- _What this exercise asks_:
[1] In the article below on Kansas and Bill Self's legacy, which team beat the Jayhawks in the round of 32?
[2] Continue the article below on Kansas's NCAA Tournament losses and Bill Self's legacy, starting after its last sentence.
─── Source ───
How Will Kansas’ NCAA Tournament Flops Affect Bill Self’s Legacy?
Posted by Chris Johnson on March 31st, 2014My 62-year-old uncle said something interesting while discussing the picks he made in his bracket a couple of days after Selection Sunday. He said he considered picking #2 Kansas to lose its Second Round game against #15 Eastern Kentucky. Still, like all but a minuscule fraction of the bracket-filling populace, I picked Kansas. Then I told my uncle that he was crazy, that I had the Jayhawks advancing to the Elite Eight, and asked why he would consider picking the Colonels to upend a team with the likely 2014 No. 1 NBA draft pick in its starting lineup. “I don’t buy Kansas,” he said. I didn’t pay much mind to his comment. Kansas was going to beat EKU anyway, I thought. Then, after the Jayhawks fell last weekend in the round of 32 to #10 Stanford, my uncle called me. The first thing he said was, “I warned you about Kansas.” That he did. His lack of confidence in Kansas is not a product of what he had seen this season from the Jayhawks. It’s a feeling that he has developed over the past 10 years of NCAA Tournaments.
─── Entries supplied ───
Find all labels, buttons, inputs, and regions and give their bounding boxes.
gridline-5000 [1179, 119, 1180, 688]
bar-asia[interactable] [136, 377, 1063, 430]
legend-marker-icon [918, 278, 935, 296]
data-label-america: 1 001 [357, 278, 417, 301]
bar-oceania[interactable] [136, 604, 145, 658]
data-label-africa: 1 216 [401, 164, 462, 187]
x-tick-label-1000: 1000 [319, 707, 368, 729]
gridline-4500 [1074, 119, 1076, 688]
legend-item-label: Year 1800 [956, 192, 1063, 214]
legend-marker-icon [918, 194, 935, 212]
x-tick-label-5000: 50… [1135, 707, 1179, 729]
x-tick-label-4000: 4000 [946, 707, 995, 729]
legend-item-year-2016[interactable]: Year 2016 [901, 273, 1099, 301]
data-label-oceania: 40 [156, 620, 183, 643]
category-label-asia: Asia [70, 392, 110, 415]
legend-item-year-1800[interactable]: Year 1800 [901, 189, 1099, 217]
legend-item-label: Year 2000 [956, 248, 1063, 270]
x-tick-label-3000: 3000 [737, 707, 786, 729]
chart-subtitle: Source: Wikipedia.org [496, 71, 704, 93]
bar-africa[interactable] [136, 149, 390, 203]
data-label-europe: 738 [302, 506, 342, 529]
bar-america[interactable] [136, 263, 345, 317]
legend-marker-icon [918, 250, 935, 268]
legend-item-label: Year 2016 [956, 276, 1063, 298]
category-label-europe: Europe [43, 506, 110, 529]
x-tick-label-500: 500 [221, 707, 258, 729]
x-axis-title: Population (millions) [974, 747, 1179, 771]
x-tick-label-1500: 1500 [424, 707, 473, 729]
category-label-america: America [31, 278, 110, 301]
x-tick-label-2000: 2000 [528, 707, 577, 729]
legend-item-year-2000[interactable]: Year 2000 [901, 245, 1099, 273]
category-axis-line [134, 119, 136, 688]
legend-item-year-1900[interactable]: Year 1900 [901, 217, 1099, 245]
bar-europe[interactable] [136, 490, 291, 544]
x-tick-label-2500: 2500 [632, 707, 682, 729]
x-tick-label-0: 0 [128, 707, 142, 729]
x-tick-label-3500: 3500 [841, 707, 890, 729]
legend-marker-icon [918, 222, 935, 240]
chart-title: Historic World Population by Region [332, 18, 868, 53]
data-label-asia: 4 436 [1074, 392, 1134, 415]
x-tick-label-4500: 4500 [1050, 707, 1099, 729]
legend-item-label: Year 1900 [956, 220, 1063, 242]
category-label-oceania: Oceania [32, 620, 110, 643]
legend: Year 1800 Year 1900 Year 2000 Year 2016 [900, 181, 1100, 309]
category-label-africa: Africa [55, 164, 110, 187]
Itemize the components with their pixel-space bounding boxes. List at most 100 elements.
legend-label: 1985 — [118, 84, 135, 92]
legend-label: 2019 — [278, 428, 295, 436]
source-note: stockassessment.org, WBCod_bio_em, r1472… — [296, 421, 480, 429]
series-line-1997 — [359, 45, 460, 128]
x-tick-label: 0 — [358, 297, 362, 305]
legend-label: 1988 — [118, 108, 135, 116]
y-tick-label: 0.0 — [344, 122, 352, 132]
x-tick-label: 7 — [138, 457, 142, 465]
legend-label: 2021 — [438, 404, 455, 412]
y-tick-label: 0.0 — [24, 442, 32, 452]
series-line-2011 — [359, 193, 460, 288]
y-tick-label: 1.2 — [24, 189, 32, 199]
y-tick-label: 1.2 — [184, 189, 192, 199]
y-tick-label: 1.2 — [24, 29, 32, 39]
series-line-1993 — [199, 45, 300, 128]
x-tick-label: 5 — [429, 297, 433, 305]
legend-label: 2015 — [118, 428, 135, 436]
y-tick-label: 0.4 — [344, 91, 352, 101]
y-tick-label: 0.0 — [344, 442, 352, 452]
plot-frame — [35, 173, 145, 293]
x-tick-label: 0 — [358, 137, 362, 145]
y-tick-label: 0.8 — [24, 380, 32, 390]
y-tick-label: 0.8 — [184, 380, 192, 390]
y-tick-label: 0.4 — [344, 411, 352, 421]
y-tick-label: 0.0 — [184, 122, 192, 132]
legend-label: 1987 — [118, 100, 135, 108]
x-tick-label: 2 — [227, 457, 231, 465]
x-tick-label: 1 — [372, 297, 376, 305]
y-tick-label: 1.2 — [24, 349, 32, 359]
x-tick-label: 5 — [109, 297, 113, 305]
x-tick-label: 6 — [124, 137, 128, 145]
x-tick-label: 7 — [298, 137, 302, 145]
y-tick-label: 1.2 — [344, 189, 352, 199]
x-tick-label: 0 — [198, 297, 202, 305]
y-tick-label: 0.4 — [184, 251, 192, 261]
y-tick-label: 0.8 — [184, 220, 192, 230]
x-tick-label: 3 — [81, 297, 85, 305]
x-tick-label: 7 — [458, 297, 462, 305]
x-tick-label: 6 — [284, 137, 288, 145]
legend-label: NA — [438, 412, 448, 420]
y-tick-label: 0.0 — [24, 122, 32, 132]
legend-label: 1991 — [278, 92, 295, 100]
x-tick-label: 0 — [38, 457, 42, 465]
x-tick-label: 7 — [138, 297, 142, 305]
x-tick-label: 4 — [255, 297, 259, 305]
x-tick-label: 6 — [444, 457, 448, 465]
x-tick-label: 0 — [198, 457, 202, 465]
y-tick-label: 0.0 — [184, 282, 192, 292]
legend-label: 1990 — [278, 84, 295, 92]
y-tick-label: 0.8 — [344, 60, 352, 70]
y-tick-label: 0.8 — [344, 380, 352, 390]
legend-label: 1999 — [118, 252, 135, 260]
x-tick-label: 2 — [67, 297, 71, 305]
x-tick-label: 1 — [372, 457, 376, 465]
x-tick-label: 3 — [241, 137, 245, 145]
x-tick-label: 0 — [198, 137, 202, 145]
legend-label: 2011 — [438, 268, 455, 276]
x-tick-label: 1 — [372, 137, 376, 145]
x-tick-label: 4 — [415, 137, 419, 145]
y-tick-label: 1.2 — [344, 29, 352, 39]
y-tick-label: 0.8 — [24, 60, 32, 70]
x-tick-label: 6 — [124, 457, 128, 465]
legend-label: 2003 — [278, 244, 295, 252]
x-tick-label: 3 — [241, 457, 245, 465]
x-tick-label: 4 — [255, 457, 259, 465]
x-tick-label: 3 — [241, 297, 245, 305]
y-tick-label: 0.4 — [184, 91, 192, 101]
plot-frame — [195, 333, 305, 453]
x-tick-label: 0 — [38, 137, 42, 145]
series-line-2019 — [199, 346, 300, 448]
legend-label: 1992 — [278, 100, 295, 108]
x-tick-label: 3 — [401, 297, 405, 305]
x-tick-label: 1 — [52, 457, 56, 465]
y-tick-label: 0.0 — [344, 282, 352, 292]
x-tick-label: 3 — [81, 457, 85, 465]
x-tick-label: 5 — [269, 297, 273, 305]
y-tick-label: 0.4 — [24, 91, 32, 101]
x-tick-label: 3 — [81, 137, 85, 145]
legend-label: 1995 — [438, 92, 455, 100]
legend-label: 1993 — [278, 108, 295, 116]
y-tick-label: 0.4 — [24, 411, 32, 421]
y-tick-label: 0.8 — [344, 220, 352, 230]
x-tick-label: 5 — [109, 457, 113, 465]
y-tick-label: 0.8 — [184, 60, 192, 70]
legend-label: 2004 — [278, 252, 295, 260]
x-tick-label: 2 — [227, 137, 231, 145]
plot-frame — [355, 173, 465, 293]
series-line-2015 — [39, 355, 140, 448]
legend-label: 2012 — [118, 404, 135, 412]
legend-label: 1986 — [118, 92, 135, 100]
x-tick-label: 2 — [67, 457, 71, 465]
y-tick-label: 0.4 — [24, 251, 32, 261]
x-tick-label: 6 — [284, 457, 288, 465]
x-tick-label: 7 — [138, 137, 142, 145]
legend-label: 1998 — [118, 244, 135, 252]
───
- _Exercise results_:
[1] #10 Stanford beat Kansas in the round of 32.

[2]
Bill Self was introduced as the head coach at Kansas in April 2003, less than a month removed from his predecessor, Roy Williams, guiding the Jayhawks to the national championship game (a loss to Syracuse). The former Illinois boss came right in and guided Kansas to an Elite Eight appearance in his first season in charge. But since 2005, Kansas has seen five of its 10 Tourney runs end at the hands of a team seeded at least eight spots lower.
- In ’05, #3 Kansas fell to #14 Bucknell in the round of 64.
- In ’06, #4 Kansas was clipped by #13 Bradley in the round of 64.
- In ’10, #1 Kansas advanced past the opening round, but lost to #9 Northern Iowa (thanks, in large part, to a shot and a last name college hoops fans will never forget).
- In ’11, #1 Kansas was undone by #11 VCU in the Elite Eight.
- And the latest upset — #2 Kansas losing to #10 Stanford – came a week ago Sunday. Read the rest of this entry »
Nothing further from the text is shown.